▶ TASK INSTRUCTIONS: Print all of the lines exactly. Any picture among them stays out.

* * *

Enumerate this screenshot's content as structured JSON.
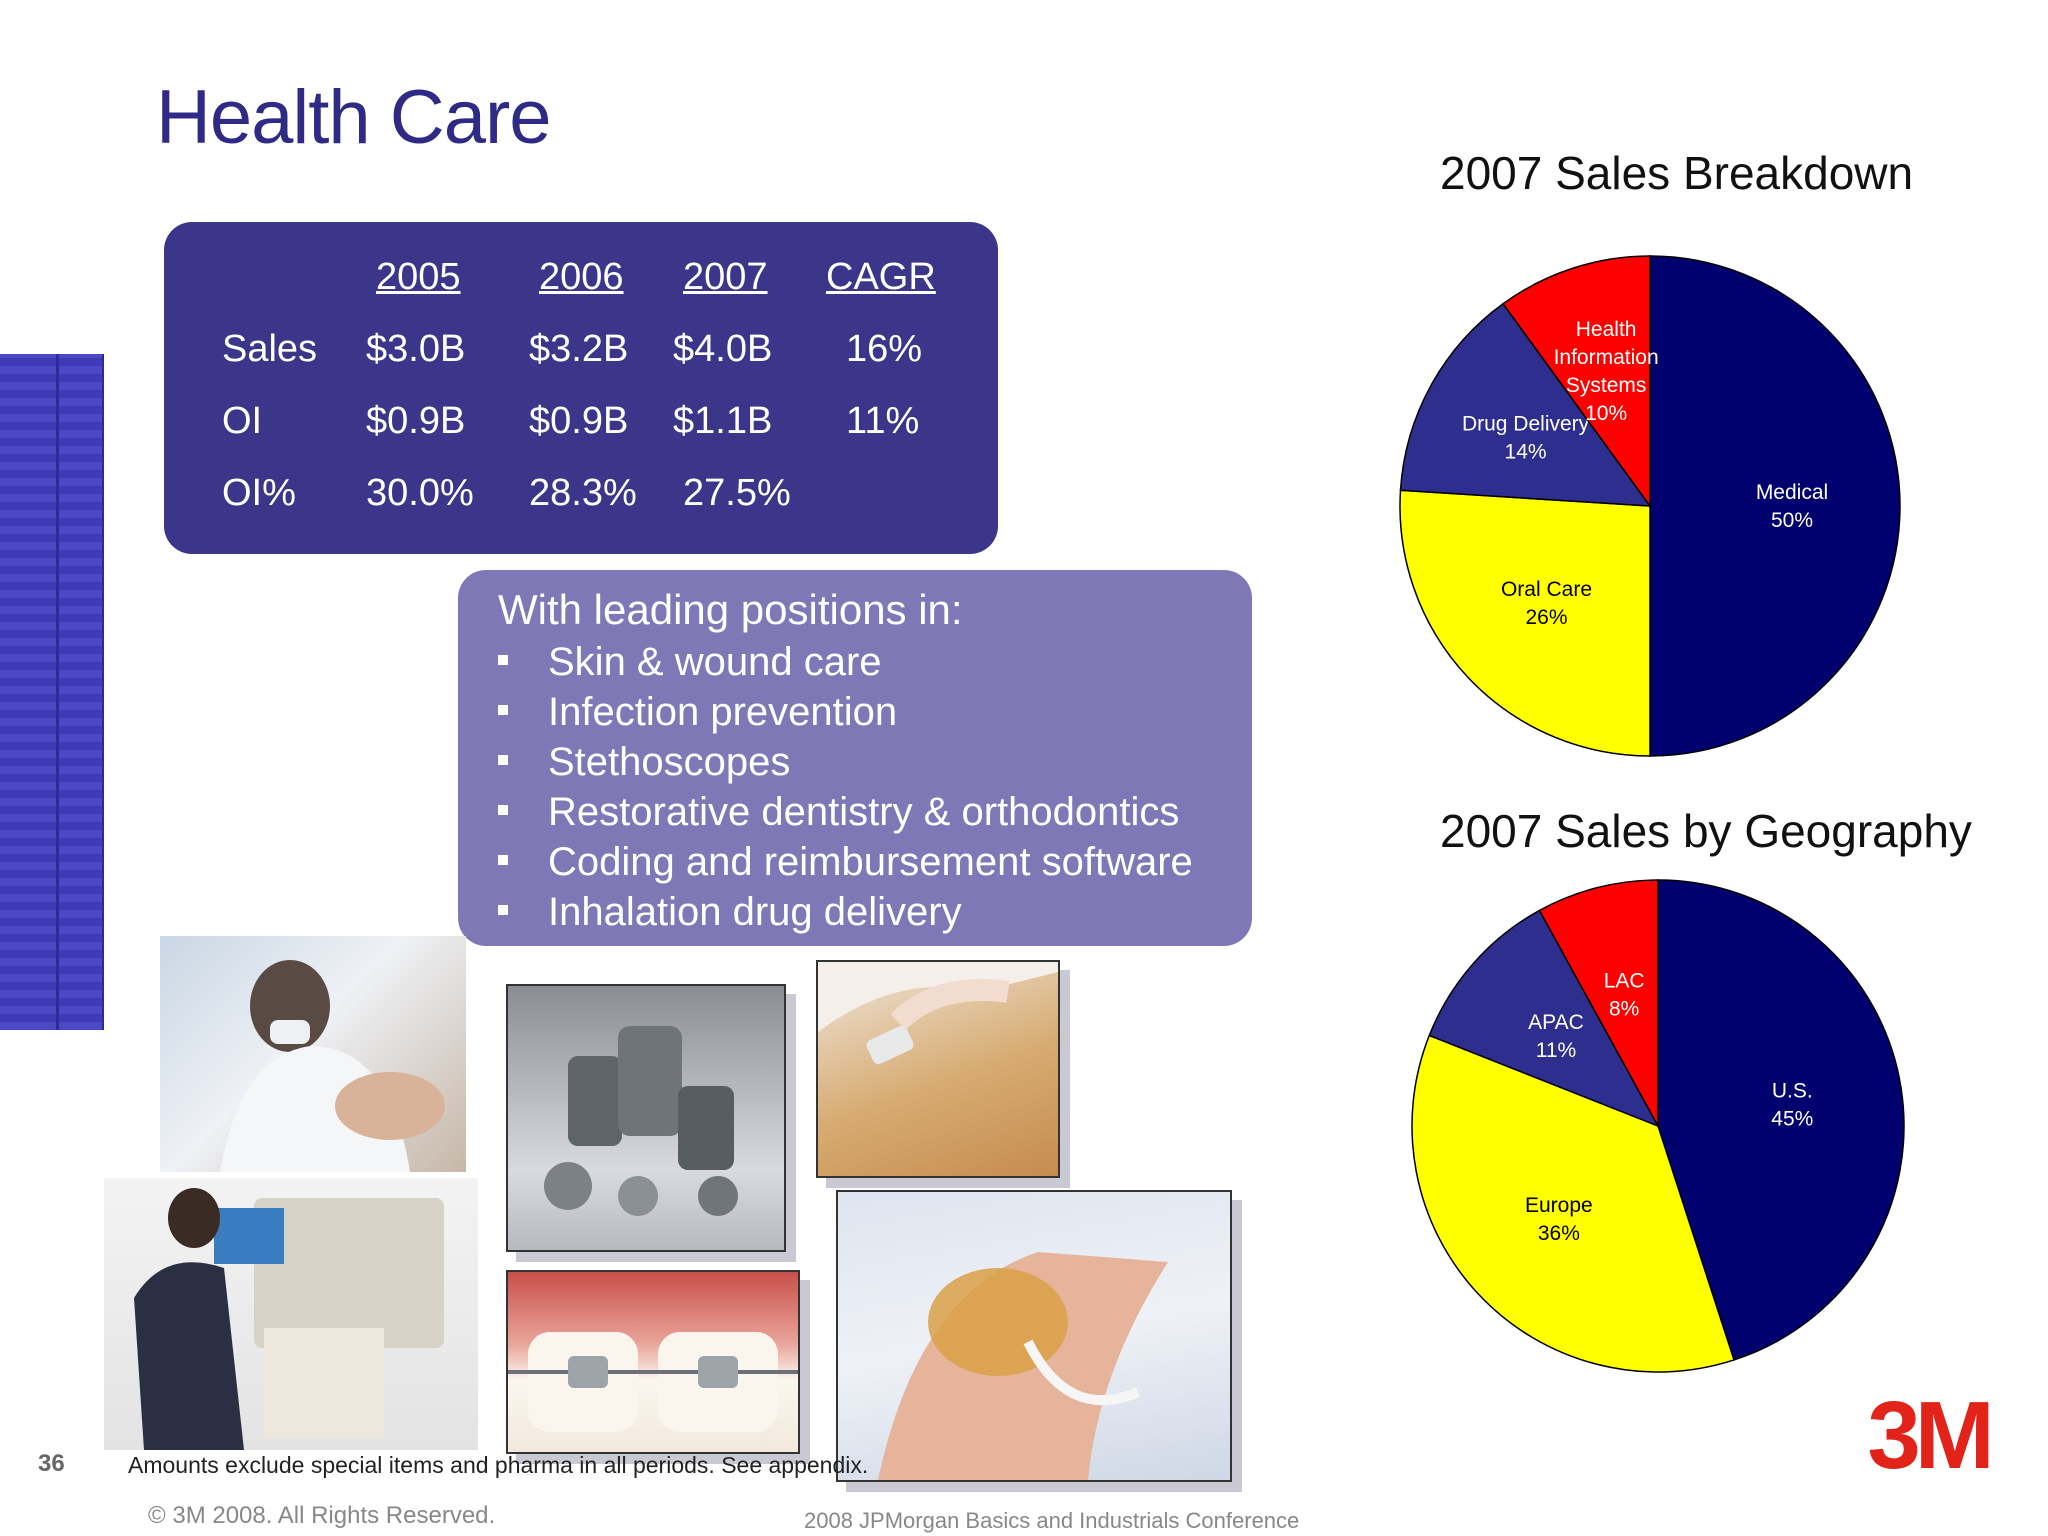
{
  "slide": {
    "title": "Health Care",
    "page_number": "36",
    "footnote": "Amounts exclude special items and pharma  in all periods. See appendix.",
    "copyright": "© 3M 2008.  All Rights Reserved.",
    "conference": "2008 JPMorgan Basics and Industrials Conference",
    "logo_text": "3M"
  },
  "financials": {
    "headers": [
      "2005",
      "2006",
      "2007",
      "CAGR"
    ],
    "rows": [
      {
        "label": "Sales",
        "values": [
          "$3.0B",
          "$3.2B",
          "$4.0B",
          "16%"
        ]
      },
      {
        "label": "OI",
        "values": [
          "$0.9B",
          "$0.9B",
          "$1.1B",
          "11%"
        ]
      },
      {
        "label": "OI%",
        "values": [
          "30.0%",
          "28.3%",
          "27.5%",
          ""
        ]
      }
    ]
  },
  "leading_positions": {
    "title": "With leading positions in:",
    "items": [
      "Skin & wound care",
      "Infection prevention",
      "Stethoscopes",
      "Restorative dentistry & orthodontics",
      "Coding and reimbursement software",
      "Inhalation drug delivery"
    ]
  },
  "colors": {
    "title": "#2e2a85",
    "fin_box": "#3b368a",
    "lead_box": "#7e78b6",
    "navy": "#00006e",
    "yellow": "#ffff00",
    "blue": "#2e2e8f",
    "red": "#ff0000",
    "logo_red": "#e2231a"
  },
  "chart_data": [
    {
      "type": "pie",
      "title": "2007 Sales Breakdown",
      "slices": [
        {
          "label_lines": [
            "Medical",
            "50%"
          ],
          "value": 50,
          "color": "#00006e",
          "text_color": "#ffffff"
        },
        {
          "label_lines": [
            "Oral Care",
            "26%"
          ],
          "value": 26,
          "color": "#ffff00",
          "text_color": "#000000"
        },
        {
          "label_lines": [
            "Drug Delivery",
            "14%"
          ],
          "value": 14,
          "color": "#2e2e8f",
          "text_color": "#ffffff"
        },
        {
          "label_lines": [
            "Health",
            "Information",
            "Systems",
            "10%"
          ],
          "value": 10,
          "color": "#ff0000",
          "text_color": "#ffffff"
        }
      ]
    },
    {
      "type": "pie",
      "title": "2007 Sales by Geography",
      "slices": [
        {
          "label_lines": [
            "U.S.",
            "45%"
          ],
          "value": 45,
          "color": "#00006e",
          "text_color": "#ffffff"
        },
        {
          "label_lines": [
            "Europe",
            "36%"
          ],
          "value": 36,
          "color": "#ffff00",
          "text_color": "#000000"
        },
        {
          "label_lines": [
            "APAC",
            "11%"
          ],
          "value": 11,
          "color": "#2e2e8f",
          "text_color": "#ffffff"
        },
        {
          "label_lines": [
            "LAC",
            "8%"
          ],
          "value": 8,
          "color": "#ff0000",
          "text_color": "#ffffff"
        }
      ]
    }
  ]
}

* * *

▶ OUTPUT BELOW:
Enumerate this screenshot's content as structured JSON.
{
  "slide": {
    "title": "Health Care",
    "page_number": "36",
    "footnote": "Amounts exclude special items and pharma  in all periods. See appendix.",
    "copyright": "© 3M 2008.  All Rights Reserved.",
    "conference": "2008 JPMorgan Basics and Industrials Conference",
    "logo_text": "3M"
  },
  "financials": {
    "headers": [
      "2005",
      "2006",
      "2007",
      "CAGR"
    ],
    "rows": [
      {
        "label": "Sales",
        "values": [
          "$3.0B",
          "$3.2B",
          "$4.0B",
          "16%"
        ]
      },
      {
        "label": "OI",
        "values": [
          "$0.9B",
          "$0.9B",
          "$1.1B",
          "11%"
        ]
      },
      {
        "label": "OI%",
        "values": [
          "30.0%",
          "28.3%",
          "27.5%",
          ""
        ]
      }
    ]
  },
  "leading_positions": {
    "title": "With leading positions in:",
    "items": [
      "Skin & wound care",
      "Infection prevention",
      "Stethoscopes",
      "Restorative dentistry & orthodontics",
      "Coding and reimbursement software",
      "Inhalation drug delivery"
    ]
  },
  "colors": {
    "title": "#2e2a85",
    "fin_box": "#3b368a",
    "lead_box": "#7e78b6",
    "navy": "#00006e",
    "yellow": "#ffff00",
    "blue": "#2e2e8f",
    "red": "#ff0000",
    "logo_red": "#e2231a"
  },
  "chart_data": [
    {
      "type": "pie",
      "title": "2007 Sales Breakdown",
      "slices": [
        {
          "label_lines": [
            "Medical",
            "50%"
          ],
          "value": 50,
          "color": "#00006e",
          "text_color": "#ffffff"
        },
        {
          "label_lines": [
            "Oral Care",
            "26%"
          ],
          "value": 26,
          "color": "#ffff00",
          "text_color": "#000000"
        },
        {
          "label_lines": [
            "Drug Delivery",
            "14%"
          ],
          "value": 14,
          "color": "#2e2e8f",
          "text_color": "#ffffff"
        },
        {
          "label_lines": [
            "Health",
            "Information",
            "Systems",
            "10%"
          ],
          "value": 10,
          "color": "#ff0000",
          "text_color": "#ffffff"
        }
      ]
    },
    {
      "type": "pie",
      "title": "2007 Sales by Geography",
      "slices": [
        {
          "label_lines": [
            "U.S.",
            "45%"
          ],
          "value": 45,
          "color": "#00006e",
          "text_color": "#ffffff"
        },
        {
          "label_lines": [
            "Europe",
            "36%"
          ],
          "value": 36,
          "color": "#ffff00",
          "text_color": "#000000"
        },
        {
          "label_lines": [
            "APAC",
            "11%"
          ],
          "value": 11,
          "color": "#2e2e8f",
          "text_color": "#ffffff"
        },
        {
          "label_lines": [
            "LAC",
            "8%"
          ],
          "value": 8,
          "color": "#ff0000",
          "text_color": "#ffffff"
        }
      ]
    }
  ]
}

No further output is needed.